• Raw records:
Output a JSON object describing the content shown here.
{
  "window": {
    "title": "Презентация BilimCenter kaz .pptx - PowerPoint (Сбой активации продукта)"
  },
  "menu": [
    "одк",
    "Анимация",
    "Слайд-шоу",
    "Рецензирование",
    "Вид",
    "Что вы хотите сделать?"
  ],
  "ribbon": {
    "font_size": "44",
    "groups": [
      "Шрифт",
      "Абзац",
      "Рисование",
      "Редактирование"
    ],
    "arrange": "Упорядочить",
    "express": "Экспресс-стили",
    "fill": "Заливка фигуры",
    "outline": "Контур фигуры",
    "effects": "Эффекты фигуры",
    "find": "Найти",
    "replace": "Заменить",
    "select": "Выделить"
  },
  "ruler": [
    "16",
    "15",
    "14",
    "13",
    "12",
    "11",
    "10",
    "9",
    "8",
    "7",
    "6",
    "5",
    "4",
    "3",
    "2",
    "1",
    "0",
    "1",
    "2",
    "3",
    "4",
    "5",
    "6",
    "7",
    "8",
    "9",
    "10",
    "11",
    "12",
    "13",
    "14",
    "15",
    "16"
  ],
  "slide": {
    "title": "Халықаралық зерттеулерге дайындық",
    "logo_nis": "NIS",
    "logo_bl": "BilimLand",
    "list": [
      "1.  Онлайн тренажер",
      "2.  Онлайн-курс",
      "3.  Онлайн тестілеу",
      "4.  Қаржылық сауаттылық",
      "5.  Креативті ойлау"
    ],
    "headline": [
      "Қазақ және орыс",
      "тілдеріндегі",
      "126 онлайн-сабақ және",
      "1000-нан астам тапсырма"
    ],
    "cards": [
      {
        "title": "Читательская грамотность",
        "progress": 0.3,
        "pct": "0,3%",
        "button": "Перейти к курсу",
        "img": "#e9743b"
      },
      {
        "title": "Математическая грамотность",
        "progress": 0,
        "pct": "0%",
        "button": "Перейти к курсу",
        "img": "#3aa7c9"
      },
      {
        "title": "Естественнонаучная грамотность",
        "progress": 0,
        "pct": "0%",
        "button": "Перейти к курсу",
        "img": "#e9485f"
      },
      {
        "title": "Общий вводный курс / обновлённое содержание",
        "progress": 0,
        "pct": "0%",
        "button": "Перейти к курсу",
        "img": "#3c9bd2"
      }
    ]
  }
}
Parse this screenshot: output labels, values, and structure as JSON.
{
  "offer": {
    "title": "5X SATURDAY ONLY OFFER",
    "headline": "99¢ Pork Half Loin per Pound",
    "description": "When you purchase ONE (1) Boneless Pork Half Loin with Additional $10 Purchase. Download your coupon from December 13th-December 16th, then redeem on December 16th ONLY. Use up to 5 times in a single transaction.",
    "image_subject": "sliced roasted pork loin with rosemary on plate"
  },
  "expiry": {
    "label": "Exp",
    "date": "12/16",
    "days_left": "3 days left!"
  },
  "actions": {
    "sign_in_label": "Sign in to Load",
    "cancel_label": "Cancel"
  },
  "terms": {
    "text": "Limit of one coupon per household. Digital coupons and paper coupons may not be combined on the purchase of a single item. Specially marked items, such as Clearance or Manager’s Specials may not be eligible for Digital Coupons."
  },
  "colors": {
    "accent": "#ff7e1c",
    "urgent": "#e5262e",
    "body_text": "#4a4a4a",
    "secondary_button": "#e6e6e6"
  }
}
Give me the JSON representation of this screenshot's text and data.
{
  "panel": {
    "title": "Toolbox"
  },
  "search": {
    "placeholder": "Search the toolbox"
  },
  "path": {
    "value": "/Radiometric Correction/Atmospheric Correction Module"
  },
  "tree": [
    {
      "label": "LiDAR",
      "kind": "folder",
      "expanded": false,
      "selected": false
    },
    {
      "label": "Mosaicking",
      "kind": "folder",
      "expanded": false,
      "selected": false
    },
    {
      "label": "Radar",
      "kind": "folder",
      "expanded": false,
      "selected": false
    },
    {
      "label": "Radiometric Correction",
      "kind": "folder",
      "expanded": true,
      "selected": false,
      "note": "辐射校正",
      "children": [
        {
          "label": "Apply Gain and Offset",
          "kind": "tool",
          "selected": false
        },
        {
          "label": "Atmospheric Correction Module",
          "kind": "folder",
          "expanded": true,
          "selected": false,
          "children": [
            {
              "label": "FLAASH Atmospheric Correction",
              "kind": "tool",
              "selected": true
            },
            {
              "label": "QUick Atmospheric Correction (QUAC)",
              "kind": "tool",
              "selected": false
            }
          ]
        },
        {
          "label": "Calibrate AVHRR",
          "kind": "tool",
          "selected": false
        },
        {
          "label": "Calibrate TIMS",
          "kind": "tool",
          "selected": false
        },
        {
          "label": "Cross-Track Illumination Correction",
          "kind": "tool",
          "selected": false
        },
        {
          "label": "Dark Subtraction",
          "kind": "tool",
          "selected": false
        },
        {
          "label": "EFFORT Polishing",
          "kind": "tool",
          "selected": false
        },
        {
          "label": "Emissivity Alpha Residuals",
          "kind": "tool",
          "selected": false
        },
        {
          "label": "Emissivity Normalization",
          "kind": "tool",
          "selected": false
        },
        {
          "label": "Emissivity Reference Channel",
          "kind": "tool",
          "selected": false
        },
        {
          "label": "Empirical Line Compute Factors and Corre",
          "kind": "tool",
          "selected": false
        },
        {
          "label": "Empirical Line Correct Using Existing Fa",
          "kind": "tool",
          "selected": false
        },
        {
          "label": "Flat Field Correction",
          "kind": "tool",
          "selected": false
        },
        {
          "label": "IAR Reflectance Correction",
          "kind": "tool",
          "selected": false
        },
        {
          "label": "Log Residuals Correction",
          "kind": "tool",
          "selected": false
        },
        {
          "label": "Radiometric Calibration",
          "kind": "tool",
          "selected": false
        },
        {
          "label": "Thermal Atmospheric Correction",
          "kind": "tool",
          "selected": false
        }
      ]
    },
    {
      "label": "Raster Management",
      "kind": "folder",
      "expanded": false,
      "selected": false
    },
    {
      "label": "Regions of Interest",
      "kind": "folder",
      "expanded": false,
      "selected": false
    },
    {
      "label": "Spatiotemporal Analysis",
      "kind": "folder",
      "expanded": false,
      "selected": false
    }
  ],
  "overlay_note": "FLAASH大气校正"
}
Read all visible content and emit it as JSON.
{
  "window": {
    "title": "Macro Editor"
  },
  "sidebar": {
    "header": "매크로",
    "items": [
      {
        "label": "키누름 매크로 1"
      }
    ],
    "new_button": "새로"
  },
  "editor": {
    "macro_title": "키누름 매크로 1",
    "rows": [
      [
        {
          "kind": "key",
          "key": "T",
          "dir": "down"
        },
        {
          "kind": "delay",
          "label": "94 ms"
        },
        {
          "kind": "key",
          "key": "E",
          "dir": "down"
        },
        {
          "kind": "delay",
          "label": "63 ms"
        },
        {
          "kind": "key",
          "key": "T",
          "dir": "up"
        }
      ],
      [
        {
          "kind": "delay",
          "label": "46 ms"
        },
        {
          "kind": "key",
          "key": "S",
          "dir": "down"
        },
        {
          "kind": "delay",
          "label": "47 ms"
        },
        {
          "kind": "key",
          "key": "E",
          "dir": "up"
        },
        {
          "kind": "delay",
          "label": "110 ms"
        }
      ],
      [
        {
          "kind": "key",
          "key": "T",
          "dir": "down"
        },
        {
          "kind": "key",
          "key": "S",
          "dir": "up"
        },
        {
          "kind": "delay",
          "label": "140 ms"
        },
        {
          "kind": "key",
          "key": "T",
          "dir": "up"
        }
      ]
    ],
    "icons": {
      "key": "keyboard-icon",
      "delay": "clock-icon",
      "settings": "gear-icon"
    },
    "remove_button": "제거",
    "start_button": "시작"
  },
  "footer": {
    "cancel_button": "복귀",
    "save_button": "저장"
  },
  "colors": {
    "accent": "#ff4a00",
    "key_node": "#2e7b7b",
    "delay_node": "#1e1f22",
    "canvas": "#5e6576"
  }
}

• Instructions to follow:
Locate and copy each line in the data above that includes the word "Emissivity".

• The reply:
          "label": "Emissivity Alpha Residuals",
          "label": "Emissivity Normalization",
          "label": "Emissivity Reference Channel",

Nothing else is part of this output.